Task to complete
Write the records out again, precisely as they stand.

--- START ---

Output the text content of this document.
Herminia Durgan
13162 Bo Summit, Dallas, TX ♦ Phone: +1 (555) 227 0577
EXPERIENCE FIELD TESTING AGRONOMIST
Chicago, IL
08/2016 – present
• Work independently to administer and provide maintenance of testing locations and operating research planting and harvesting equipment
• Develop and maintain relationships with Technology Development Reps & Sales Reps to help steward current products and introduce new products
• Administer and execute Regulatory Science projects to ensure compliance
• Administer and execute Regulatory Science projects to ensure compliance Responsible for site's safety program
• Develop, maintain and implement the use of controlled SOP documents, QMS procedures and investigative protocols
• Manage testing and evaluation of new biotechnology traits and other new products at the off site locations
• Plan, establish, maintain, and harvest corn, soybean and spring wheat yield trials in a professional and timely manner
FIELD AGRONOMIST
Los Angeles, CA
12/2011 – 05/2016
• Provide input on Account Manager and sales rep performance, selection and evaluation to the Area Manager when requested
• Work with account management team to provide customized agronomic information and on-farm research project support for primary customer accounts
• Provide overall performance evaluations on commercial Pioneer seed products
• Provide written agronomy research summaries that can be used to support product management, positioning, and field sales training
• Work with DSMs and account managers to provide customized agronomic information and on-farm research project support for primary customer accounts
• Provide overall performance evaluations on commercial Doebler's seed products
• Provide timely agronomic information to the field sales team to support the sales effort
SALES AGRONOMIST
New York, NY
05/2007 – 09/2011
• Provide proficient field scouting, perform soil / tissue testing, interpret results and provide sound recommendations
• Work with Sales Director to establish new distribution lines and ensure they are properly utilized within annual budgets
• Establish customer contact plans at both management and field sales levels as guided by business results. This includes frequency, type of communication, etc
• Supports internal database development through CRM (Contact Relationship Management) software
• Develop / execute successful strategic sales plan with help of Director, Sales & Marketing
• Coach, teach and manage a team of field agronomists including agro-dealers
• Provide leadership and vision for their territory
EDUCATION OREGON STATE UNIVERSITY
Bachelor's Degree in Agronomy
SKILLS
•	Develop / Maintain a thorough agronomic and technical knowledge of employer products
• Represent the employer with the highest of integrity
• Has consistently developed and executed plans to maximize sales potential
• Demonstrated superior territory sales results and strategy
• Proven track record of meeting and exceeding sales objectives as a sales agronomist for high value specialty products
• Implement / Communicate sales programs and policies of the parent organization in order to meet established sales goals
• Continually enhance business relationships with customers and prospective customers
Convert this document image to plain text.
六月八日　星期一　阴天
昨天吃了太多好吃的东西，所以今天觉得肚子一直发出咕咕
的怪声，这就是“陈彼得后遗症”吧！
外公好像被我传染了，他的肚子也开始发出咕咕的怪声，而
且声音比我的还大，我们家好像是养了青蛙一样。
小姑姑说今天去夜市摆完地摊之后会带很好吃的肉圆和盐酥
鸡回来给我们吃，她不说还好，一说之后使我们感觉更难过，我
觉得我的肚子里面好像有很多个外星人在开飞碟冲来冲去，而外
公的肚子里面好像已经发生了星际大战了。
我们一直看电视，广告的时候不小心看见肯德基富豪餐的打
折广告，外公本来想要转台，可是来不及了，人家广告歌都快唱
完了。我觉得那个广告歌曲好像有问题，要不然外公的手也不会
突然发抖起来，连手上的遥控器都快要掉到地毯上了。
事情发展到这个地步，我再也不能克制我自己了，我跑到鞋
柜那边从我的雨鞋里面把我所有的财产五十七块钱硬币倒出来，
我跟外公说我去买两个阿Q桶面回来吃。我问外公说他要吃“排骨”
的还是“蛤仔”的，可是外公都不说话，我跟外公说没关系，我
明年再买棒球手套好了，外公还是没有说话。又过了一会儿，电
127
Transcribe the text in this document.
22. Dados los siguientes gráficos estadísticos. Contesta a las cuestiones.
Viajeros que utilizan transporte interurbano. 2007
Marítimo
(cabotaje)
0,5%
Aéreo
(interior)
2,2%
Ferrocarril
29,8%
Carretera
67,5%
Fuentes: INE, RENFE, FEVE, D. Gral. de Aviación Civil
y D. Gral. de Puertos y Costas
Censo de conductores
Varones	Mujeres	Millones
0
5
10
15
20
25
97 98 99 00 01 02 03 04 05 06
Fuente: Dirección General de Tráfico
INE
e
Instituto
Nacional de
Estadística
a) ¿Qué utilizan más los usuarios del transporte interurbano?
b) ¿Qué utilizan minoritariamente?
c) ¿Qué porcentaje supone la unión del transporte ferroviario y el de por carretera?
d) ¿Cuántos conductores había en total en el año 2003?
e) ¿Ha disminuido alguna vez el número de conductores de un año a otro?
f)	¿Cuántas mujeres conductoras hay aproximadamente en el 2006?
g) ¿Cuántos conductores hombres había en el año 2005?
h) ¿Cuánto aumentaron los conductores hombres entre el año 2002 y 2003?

--- END ---

Result for this exercise
Output the text content of this document.
Herminia Durgan
13162 Bo Summit, Dallas, TX ♦ Phone: +1 (555) 227 0577
EXPERIENCE FIELD TESTING AGRONOMIST
Chicago, IL
08/2016 – present
• Work independently to administer and provide maintenance of testing locations and operating research planting and harvesting equipment
• Develop and maintain relationships with Technology Development Reps & Sales Reps to help steward current products and introduce new products
• Administer and execute Regulatory Science projects to ensure compliance
• Administer and execute Regulatory Science projects to ensure compliance Responsible for site's safety program
• Develop, maintain and implement the use of controlled SOP documents, QMS procedures and investigative protocols
• Manage testing and evaluation of new biotechnology traits and other new products at the off site locations
• Plan, establish, maintain, and harvest corn, soybean and spring wheat yield trials in a professional and timely manner
FIELD AGRONOMIST
Los Angeles, CA
12/2011 – 05/2016
• Provide input on Account Manager and sales rep performance, selection and evaluation to the Area Manager when requested
• Work with account management team to provide customized agronomic information and on-farm research project support for primary customer accounts
• Provide overall performance evaluations on commercial Pioneer seed products
• Provide written agronomy research summaries that can be used to support product management, positioning, and field sales training
• Work with DSMs and account managers to provide customized agronomic information and on-farm research project support for primary customer accounts
• Provide overall performance evaluations on commercial Doebler's seed products
• Provide timely agronomic information to the field sales team to support the sales effort
SALES AGRONOMIST
New York, NY
05/2007 – 09/2011
• Provide proficient field scouting, perform soil / tissue testing, interpret results and provide sound recommendations
• Work with Sales Director to establish new distribution lines and ensure they are properly utilized within annual budgets
• Establish customer contact plans at both management and field sales levels as guided by business results. This includes frequency, type of communication, etc
• Supports internal database development through CRM (Contact Relationship Management) software
• Develop / execute successful strategic sales plan with help of Director, Sales & Marketing
• Coach, teach and manage a team of field agronomists including agro-dealers
• Provide leadership and vision for their territory
EDUCATION OREGON STATE UNIVERSITY
Bachelor's Degree in Agronomy
SKILLS
•	Develop / Maintain a thorough agronomic and technical knowledge of employer products
• Represent the employer with the highest of integrity
• Has consistently developed and executed plans to maximize sales potential
• Demonstrated superior territory sales results and strategy
• Proven track record of meeting and exceeding sales objectives as a sales agronomist for high value specialty products
• Implement / Communicate sales programs and policies of the parent organization in order to meet established sales goals
• Continually enhance business relationships with customers and prospective customers
Convert this document image to plain text.
六月八日　星期一　阴天
昨天吃了太多好吃的东西，所以今天觉得肚子一直发出咕咕
的怪声，这就是“陈彼得后遗症”吧！
外公好像被我传染了，他的肚子也开始发出咕咕的怪声，而
且声音比我的还大，我们家好像是养了青蛙一样。
小姑姑说今天去夜市摆完地摊之后会带很好吃的肉圆和盐酥
鸡回来给我们吃，她不说还好，一说之后使我们感觉更难过，我
觉得我的肚子里面好像有很多个外星人在开飞碟冲来冲去，而外
公的肚子里面好像已经发生了星际大战了。
我们一直看电视，广告的时候不小心看见肯德基富豪餐的打
折广告，外公本来想要转台，可是来不及了，人家广告歌都快唱
完了。我觉得那个广告歌曲好像有问题，要不然外公的手也不会
突然发抖起来，连手上的遥控器都快要掉到地毯上了。
事情发展到这个地步，我再也不能克制我自己了，我跑到鞋
柜那边从我的雨鞋里面把我所有的财产五十七块钱硬币倒出来，
我跟外公说我去买两个阿Q桶面回来吃。我问外公说他要吃“排骨”
的还是“蛤仔”的，可是外公都不说话，我跟外公说没关系，我
明年再买棒球手套好了，外公还是没有说话。又过了一会儿，电
127
Transcribe the text in this document.
22. Dados los siguientes gráficos estadísticos. Contesta a las cuestiones.
Viajeros que utilizan transporte interurbano. 2007
Marítimo
(cabotaje)
0,5%
Aéreo
(interior)
2,2%
Ferrocarril
29,8%
Carretera
67,5%
Fuentes: INE, RENFE, FEVE, D. Gral. de Aviación Civil
y D. Gral. de Puertos y Costas
Censo de conductores
Varones	Mujeres	Millones
0
5
10
15
20
25
97 98 99 00 01 02 03 04 05 06
Fuente: Dirección General de Tráfico
INE
e
Instituto
Nacional de
Estadística
a) ¿Qué utilizan más los usuarios del transporte interurbano?
b) ¿Qué utilizan minoritariamente?
c) ¿Qué porcentaje supone la unión del transporte ferroviario y el de por carretera?
d) ¿Cuántos conductores había en total en el año 2003?
e) ¿Ha disminuido alguna vez el número de conductores de un año a otro?
f)	¿Cuántas mujeres conductoras hay aproximadamente en el 2006?
g) ¿Cuántos conductores hombres había en el año 2005?
h) ¿Cuánto aumentaron los conductores hombres entre el año 2002 y 2003?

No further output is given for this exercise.